## Your task
Pick out all lines of the entries that include the word "Reply" and copy them.

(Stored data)
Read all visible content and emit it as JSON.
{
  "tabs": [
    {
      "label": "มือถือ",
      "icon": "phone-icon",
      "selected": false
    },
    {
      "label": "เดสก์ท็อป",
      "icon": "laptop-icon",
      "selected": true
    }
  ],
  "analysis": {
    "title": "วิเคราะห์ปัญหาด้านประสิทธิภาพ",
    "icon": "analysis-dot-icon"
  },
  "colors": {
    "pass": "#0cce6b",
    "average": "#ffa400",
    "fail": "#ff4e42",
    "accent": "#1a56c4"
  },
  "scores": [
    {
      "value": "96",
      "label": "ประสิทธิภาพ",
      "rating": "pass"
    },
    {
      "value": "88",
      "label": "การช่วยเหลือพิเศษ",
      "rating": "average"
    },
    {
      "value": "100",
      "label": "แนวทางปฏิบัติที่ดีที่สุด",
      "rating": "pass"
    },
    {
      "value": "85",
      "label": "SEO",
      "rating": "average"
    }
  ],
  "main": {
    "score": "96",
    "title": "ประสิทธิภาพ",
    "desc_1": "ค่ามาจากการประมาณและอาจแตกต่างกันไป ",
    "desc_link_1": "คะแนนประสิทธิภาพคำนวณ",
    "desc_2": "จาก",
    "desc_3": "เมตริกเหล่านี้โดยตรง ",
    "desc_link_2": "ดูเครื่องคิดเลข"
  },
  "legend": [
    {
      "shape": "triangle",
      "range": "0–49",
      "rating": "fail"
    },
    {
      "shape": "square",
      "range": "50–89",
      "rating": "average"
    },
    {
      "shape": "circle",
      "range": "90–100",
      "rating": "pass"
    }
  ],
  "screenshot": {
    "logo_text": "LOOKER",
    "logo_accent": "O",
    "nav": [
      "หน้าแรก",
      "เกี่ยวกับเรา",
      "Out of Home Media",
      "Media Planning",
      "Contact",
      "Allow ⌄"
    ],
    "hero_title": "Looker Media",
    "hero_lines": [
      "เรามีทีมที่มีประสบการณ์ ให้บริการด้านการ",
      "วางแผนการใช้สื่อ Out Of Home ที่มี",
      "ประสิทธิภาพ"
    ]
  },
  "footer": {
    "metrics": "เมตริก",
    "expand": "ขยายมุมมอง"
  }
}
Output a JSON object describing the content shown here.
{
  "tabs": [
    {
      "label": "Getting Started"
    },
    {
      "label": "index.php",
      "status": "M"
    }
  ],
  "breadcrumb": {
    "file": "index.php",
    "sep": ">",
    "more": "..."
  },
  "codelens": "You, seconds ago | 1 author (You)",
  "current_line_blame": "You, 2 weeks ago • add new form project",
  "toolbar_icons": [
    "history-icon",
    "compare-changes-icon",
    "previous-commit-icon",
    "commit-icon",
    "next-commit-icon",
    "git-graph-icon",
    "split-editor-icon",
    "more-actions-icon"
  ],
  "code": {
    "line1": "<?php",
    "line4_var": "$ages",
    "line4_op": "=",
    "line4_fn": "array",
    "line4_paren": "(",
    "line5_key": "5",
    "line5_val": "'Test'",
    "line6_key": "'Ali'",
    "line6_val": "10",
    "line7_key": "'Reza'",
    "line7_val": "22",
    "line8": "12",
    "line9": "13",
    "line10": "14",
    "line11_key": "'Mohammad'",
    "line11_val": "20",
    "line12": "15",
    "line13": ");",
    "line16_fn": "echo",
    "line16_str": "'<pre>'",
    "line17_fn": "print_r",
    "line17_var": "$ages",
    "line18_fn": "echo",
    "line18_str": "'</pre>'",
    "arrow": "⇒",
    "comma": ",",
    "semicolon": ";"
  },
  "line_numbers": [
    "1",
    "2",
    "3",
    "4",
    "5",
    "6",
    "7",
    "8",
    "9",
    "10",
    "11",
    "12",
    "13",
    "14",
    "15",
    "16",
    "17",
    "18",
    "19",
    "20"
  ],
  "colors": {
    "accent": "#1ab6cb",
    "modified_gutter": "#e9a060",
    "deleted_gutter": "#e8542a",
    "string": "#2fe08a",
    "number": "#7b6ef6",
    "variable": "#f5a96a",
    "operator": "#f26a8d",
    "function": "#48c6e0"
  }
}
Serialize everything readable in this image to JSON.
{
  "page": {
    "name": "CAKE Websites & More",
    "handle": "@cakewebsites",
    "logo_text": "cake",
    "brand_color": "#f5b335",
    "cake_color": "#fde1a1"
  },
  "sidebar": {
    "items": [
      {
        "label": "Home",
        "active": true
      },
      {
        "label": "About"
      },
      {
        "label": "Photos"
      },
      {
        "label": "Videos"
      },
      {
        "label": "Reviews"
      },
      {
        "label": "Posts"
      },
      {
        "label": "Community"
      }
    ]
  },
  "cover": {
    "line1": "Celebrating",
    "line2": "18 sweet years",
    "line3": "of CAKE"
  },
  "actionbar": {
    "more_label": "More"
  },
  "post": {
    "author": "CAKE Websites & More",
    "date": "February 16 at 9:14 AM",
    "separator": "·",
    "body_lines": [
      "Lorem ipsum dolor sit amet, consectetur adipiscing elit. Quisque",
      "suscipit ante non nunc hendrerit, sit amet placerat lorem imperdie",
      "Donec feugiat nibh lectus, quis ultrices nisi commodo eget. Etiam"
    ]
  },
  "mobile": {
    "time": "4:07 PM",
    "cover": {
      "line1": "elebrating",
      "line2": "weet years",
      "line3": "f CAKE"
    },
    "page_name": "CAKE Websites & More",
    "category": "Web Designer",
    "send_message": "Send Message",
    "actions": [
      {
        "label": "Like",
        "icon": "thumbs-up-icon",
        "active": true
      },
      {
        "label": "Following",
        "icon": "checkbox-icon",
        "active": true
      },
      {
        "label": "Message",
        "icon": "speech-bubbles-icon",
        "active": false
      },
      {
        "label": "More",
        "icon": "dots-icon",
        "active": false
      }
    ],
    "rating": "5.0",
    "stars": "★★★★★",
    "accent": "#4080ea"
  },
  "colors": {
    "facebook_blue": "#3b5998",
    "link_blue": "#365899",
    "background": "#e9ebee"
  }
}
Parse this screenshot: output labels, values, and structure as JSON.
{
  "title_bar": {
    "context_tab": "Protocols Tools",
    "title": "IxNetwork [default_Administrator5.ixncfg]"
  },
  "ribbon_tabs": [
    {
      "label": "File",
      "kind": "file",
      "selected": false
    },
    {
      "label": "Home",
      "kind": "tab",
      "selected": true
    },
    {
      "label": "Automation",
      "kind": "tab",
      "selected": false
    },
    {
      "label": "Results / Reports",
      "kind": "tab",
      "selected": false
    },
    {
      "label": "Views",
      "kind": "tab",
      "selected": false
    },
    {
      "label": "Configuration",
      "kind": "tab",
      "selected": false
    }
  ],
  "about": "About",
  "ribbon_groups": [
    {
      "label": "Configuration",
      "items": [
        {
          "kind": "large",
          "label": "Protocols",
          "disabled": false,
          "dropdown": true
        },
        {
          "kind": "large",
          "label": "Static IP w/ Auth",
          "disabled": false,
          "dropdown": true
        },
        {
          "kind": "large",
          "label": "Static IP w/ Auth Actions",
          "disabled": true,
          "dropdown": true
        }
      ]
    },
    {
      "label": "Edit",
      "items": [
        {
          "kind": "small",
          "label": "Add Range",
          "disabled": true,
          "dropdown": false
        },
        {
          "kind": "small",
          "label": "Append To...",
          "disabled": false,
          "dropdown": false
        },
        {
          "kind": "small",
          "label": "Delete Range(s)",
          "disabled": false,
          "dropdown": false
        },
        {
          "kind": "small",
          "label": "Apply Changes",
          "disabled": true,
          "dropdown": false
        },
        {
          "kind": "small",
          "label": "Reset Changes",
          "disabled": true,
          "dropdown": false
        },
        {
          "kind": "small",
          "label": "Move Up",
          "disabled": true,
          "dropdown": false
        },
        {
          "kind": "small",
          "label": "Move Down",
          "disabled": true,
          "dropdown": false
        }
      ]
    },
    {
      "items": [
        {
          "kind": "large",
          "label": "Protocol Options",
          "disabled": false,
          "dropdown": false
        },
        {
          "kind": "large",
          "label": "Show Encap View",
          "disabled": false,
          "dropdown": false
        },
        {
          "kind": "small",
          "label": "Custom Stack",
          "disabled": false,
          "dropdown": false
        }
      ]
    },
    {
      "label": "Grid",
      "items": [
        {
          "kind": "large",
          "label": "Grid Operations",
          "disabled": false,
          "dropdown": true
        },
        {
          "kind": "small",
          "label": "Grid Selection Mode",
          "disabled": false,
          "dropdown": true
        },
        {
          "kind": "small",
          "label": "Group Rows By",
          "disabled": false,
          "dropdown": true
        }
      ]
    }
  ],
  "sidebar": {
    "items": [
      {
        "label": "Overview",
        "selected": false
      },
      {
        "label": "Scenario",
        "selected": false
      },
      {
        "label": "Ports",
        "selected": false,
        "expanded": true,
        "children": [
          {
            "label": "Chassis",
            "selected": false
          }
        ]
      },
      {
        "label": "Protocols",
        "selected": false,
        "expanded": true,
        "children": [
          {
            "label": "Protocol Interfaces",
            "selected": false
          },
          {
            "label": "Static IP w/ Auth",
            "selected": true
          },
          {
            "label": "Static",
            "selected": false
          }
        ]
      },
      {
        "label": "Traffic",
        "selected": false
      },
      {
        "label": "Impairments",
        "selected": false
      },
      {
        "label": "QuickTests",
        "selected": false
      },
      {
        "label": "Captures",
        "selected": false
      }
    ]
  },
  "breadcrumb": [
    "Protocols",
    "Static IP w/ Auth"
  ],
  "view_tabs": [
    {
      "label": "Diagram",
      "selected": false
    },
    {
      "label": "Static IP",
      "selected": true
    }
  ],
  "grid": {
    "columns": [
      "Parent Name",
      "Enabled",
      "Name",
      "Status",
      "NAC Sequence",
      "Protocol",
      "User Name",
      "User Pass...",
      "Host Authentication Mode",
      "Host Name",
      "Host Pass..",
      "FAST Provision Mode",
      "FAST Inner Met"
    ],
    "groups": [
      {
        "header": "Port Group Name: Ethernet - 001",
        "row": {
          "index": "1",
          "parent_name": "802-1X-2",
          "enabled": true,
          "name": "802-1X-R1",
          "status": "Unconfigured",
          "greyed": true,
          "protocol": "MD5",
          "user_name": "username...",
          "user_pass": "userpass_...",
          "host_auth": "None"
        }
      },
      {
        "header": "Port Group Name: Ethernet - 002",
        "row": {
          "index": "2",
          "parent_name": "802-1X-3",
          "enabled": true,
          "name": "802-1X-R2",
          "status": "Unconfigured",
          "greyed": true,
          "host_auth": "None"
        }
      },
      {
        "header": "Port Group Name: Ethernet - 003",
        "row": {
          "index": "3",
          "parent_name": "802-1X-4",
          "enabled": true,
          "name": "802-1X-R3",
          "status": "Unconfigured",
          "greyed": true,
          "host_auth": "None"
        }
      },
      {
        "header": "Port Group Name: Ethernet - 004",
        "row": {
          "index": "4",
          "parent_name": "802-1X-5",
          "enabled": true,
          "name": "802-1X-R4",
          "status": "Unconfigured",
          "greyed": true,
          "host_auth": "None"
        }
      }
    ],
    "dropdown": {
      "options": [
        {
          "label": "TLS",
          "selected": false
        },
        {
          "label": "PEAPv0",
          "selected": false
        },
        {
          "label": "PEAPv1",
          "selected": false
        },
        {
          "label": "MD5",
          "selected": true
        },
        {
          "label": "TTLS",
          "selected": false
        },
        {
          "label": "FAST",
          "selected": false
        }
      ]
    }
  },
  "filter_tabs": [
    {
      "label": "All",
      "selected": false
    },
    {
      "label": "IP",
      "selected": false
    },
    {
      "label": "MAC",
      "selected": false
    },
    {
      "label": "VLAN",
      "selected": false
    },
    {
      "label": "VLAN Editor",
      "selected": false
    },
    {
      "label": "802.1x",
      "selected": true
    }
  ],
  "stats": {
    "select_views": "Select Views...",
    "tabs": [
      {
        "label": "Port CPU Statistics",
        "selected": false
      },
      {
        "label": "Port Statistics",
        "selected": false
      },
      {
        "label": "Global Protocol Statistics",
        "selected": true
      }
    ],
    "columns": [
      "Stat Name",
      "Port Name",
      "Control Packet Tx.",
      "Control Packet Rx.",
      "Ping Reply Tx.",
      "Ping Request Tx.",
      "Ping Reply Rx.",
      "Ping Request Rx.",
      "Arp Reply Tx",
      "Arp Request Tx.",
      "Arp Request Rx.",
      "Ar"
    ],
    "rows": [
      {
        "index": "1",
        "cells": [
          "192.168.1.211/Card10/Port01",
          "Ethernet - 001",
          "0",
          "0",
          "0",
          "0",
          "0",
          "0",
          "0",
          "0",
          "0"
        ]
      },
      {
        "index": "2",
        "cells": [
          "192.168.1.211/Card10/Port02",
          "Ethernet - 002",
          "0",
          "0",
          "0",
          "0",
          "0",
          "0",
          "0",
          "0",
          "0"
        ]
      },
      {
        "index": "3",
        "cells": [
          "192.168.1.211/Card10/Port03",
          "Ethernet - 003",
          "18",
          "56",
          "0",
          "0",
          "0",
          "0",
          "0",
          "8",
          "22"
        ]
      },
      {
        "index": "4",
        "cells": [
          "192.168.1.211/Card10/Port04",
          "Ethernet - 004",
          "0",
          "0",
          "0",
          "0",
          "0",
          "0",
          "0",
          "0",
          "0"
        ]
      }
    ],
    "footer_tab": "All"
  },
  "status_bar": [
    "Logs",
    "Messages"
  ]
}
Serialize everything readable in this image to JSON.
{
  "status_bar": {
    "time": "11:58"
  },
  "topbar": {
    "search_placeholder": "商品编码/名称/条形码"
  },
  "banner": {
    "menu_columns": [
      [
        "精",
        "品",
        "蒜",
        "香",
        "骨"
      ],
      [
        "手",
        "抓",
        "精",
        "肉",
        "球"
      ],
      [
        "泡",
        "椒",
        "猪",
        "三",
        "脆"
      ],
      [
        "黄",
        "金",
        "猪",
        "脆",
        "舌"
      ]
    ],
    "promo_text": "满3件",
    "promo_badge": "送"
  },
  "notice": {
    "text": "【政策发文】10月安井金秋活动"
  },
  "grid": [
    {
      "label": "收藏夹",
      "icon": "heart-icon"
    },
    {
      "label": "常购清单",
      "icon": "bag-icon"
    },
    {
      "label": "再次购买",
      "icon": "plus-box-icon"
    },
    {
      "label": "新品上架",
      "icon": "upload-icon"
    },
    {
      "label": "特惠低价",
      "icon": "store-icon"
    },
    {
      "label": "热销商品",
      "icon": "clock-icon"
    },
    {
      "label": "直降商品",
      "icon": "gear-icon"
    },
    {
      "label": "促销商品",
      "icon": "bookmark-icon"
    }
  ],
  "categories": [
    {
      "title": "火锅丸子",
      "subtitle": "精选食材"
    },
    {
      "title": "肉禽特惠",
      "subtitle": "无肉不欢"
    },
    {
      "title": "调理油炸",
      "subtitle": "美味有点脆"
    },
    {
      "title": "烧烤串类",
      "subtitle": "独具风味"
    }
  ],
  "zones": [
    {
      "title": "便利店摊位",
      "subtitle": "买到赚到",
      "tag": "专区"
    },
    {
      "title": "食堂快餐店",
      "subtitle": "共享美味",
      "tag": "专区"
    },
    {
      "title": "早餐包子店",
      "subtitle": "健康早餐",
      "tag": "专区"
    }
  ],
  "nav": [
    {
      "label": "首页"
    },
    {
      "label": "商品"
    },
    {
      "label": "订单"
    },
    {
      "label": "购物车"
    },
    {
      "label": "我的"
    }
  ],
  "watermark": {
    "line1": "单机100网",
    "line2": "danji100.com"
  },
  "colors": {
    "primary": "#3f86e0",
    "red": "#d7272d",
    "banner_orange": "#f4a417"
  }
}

## Output below
      "Ping Reply Tx.",
      "Ping Reply Rx.",
      "Arp Reply Tx",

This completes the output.